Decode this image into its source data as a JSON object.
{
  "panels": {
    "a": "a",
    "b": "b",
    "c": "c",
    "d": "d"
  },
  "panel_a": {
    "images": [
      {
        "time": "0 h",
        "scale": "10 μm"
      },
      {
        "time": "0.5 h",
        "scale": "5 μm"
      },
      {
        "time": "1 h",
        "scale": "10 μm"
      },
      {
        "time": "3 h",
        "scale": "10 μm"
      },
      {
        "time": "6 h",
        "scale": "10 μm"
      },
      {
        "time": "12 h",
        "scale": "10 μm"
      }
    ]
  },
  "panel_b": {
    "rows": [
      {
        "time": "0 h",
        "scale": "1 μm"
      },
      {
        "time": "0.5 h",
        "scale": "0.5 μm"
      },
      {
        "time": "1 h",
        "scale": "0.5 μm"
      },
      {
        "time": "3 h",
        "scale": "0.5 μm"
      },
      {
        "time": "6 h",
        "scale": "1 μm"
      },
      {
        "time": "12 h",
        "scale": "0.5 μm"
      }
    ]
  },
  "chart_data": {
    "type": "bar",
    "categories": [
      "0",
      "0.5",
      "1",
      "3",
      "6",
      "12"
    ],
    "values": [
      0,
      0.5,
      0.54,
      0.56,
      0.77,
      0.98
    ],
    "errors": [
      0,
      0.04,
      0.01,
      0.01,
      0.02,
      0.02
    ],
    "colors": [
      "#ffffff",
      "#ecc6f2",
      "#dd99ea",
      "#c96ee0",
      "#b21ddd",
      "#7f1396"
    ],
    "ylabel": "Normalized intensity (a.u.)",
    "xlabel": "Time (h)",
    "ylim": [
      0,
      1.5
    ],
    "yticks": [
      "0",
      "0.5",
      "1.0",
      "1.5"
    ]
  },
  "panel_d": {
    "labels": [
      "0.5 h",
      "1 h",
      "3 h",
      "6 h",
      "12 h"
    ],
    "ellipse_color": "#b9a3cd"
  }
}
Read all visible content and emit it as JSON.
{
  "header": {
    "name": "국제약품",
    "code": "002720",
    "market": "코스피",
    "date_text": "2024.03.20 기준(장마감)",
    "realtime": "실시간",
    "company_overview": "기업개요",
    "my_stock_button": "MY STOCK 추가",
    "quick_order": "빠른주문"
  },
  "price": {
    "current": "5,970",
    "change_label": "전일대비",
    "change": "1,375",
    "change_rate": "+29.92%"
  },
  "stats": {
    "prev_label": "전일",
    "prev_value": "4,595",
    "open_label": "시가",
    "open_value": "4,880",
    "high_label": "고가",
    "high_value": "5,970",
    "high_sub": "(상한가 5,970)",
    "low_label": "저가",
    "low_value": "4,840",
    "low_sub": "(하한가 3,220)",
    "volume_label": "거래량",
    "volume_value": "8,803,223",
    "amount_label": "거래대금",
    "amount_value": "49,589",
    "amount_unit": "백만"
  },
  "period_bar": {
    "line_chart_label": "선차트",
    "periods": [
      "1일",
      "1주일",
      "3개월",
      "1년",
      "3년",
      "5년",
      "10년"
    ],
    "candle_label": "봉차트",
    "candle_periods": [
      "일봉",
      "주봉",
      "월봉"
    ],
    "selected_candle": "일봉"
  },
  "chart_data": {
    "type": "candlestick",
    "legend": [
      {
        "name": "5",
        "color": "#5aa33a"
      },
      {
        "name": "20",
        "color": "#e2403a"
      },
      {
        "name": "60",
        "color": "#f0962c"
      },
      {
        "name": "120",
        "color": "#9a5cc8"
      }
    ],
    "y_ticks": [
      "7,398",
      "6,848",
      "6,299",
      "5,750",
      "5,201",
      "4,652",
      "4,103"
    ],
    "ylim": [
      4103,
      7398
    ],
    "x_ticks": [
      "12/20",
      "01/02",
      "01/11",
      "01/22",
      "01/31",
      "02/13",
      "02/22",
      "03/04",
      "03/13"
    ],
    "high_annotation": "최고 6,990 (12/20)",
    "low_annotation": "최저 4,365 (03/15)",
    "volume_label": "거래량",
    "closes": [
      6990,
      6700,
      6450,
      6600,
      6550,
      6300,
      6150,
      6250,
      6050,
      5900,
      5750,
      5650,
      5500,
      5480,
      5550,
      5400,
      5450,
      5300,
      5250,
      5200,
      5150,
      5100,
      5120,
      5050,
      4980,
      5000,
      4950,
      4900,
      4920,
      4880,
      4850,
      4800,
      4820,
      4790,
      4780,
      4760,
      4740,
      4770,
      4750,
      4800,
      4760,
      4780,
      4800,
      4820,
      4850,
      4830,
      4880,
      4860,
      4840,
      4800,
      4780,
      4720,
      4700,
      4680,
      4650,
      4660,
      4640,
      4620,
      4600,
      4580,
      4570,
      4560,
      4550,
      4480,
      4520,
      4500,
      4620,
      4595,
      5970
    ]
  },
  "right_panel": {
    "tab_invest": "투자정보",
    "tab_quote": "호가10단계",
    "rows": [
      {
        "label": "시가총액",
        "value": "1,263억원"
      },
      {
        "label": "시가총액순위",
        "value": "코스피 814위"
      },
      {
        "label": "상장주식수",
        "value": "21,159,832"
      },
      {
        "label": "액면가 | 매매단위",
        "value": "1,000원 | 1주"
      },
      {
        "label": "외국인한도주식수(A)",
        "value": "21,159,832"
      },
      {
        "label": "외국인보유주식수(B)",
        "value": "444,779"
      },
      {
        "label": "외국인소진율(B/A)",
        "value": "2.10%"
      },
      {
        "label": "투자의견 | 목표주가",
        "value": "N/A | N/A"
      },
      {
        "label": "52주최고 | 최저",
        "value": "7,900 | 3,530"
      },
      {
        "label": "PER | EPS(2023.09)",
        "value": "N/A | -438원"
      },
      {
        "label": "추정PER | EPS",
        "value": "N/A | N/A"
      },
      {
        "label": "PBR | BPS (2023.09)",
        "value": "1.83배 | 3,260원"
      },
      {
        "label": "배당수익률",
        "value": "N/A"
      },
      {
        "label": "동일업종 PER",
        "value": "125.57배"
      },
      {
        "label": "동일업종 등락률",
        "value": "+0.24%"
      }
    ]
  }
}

*TASK GOAL:* Every entry above should be retyped exactly as shown.

*THE OUTPUT:*
Decode this image into its source data as a JSON object.
{
  "panels": {
    "a": "a",
    "b": "b",
    "c": "c",
    "d": "d"
  },
  "panel_a": {
    "images": [
      {
        "time": "0 h",
        "scale": "10 μm"
      },
      {
        "time": "0.5 h",
        "scale": "5 μm"
      },
      {
        "time": "1 h",
        "scale": "10 μm"
      },
      {
        "time": "3 h",
        "scale": "10 μm"
      },
      {
        "time": "6 h",
        "scale": "10 μm"
      },
      {
        "time": "12 h",
        "scale": "10 μm"
      }
    ]
  },
  "panel_b": {
    "rows": [
      {
        "time": "0 h",
        "scale": "1 μm"
      },
      {
        "time": "0.5 h",
        "scale": "0.5 μm"
      },
      {
        "time": "1 h",
        "scale": "0.5 μm"
      },
      {
        "time": "3 h",
        "scale": "0.5 μm"
      },
      {
        "time": "6 h",
        "scale": "1 μm"
      },
      {
        "time": "12 h",
        "scale": "0.5 μm"
      }
    ]
  },
  "chart_data": {
    "type": "bar",
    "categories": [
      "0",
      "0.5",
      "1",
      "3",
      "6",
      "12"
    ],
    "values": [
      0,
      0.5,
      0.54,
      0.56,
      0.77,
      0.98
    ],
    "errors": [
      0,
      0.04,
      0.01,
      0.01,
      0.02,
      0.02
    ],
    "colors": [
      "#ffffff",
      "#ecc6f2",
      "#dd99ea",
      "#c96ee0",
      "#b21ddd",
      "#7f1396"
    ],
    "ylabel": "Normalized intensity (a.u.)",
    "xlabel": "Time (h)",
    "ylim": [
      0,
      1.5
    ],
    "yticks": [
      "0",
      "0.5",
      "1.0",
      "1.5"
    ]
  },
  "panel_d": {
    "labels": [
      "0.5 h",
      "1 h",
      "3 h",
      "6 h",
      "12 h"
    ],
    "ellipse_color": "#b9a3cd"
  }
}
Read all visible content and emit it as JSON.
{
  "header": {
    "name": "국제약품",
    "code": "002720",
    "market": "코스피",
    "date_text": "2024.03.20 기준(장마감)",
    "realtime": "실시간",
    "company_overview": "기업개요",
    "my_stock_button": "MY STOCK 추가",
    "quick_order": "빠른주문"
  },
  "price": {
    "current": "5,970",
    "change_label": "전일대비",
    "change": "1,375",
    "change_rate": "+29.92%"
  },
  "stats": {
    "prev_label": "전일",
    "prev_value": "4,595",
    "open_label": "시가",
    "open_value": "4,880",
    "high_label": "고가",
    "high_value": "5,970",
    "high_sub": "(상한가 5,970)",
    "low_label": "저가",
    "low_value": "4,840",
    "low_sub": "(하한가 3,220)",
    "volume_label": "거래량",
    "volume_value": "8,803,223",
    "amount_label": "거래대금",
    "amount_value": "49,589",
    "amount_unit": "백만"
  },
  "period_bar": {
    "line_chart_label": "선차트",
    "periods": [
      "1일",
      "1주일",
      "3개월",
      "1년",
      "3년",
      "5년",
      "10년"
    ],
    "candle_label": "봉차트",
    "candle_periods": [
      "일봉",
      "주봉",
      "월봉"
    ],
    "selected_candle": "일봉"
  },
  "chart_data": {
    "type": "candlestick",
    "legend": [
      {
        "name": "5",
        "color": "#5aa33a"
      },
      {
        "name": "20",
        "color": "#e2403a"
      },
      {
        "name": "60",
        "color": "#f0962c"
      },
      {
        "name": "120",
        "color": "#9a5cc8"
      }
    ],
    "y_ticks": [
      "7,398",
      "6,848",
      "6,299",
      "5,750",
      "5,201",
      "4,652",
      "4,103"
    ],
    "ylim": [
      4103,
      7398
    ],
    "x_ticks": [
      "12/20",
      "01/02",
      "01/11",
      "01/22",
      "01/31",
      "02/13",
      "02/22",
      "03/04",
      "03/13"
    ],
    "high_annotation": "최고 6,990 (12/20)",
    "low_annotation": "최저 4,365 (03/15)",
    "volume_label": "거래량",
    "closes": [
      6990,
      6700,
      6450,
      6600,
      6550,
      6300,
      6150,
      6250,
      6050,
      5900,
      5750,
      5650,
      5500,
      5480,
      5550,
      5400,
      5450,
      5300,
      5250,
      5200,
      5150,
      5100,
      5120,
      5050,
      4980,
      5000,
      4950,
      4900,
      4920,
      4880,
      4850,
      4800,
      4820,
      4790,
      4780,
      4760,
      4740,
      4770,
      4750,
      4800,
      4760,
      4780,
      4800,
      4820,
      4850,
      4830,
      4880,
      4860,
      4840,
      4800,
      4780,
      4720,
      4700,
      4680,
      4650,
      4660,
      4640,
      4620,
      4600,
      4580,
      4570,
      4560,
      4550,
      4480,
      4520,
      4500,
      4620,
      4595,
      5970
    ]
  },
  "right_panel": {
    "tab_invest": "투자정보",
    "tab_quote": "호가10단계",
    "rows": [
      {
        "label": "시가총액",
        "value": "1,263억원"
      },
      {
        "label": "시가총액순위",
        "value": "코스피 814위"
      },
      {
        "label": "상장주식수",
        "value": "21,159,832"
      },
      {
        "label": "액면가 | 매매단위",
        "value": "1,000원 | 1주"
      },
      {
        "label": "외국인한도주식수(A)",
        "value": "21,159,832"
      },
      {
        "label": "외국인보유주식수(B)",
        "value": "444,779"
      },
      {
        "label": "외국인소진율(B/A)",
        "value": "2.10%"
      },
      {
        "label": "투자의견 | 목표주가",
        "value": "N/A | N/A"
      },
      {
        "label": "52주최고 | 최저",
        "value": "7,900 | 3,530"
      },
      {
        "label": "PER | EPS(2023.09)",
        "value": "N/A | -438원"
      },
      {
        "label": "추정PER | EPS",
        "value": "N/A | N/A"
      },
      {
        "label": "PBR | BPS (2023.09)",
        "value": "1.83배 | 3,260원"
      },
      {
        "label": "배당수익률",
        "value": "N/A"
      },
      {
        "label": "동일업종 PER",
        "value": "125.57배"
      },
      {
        "label": "동일업종 등락률",
        "value": "+0.24%"
      }
    ]
  }
}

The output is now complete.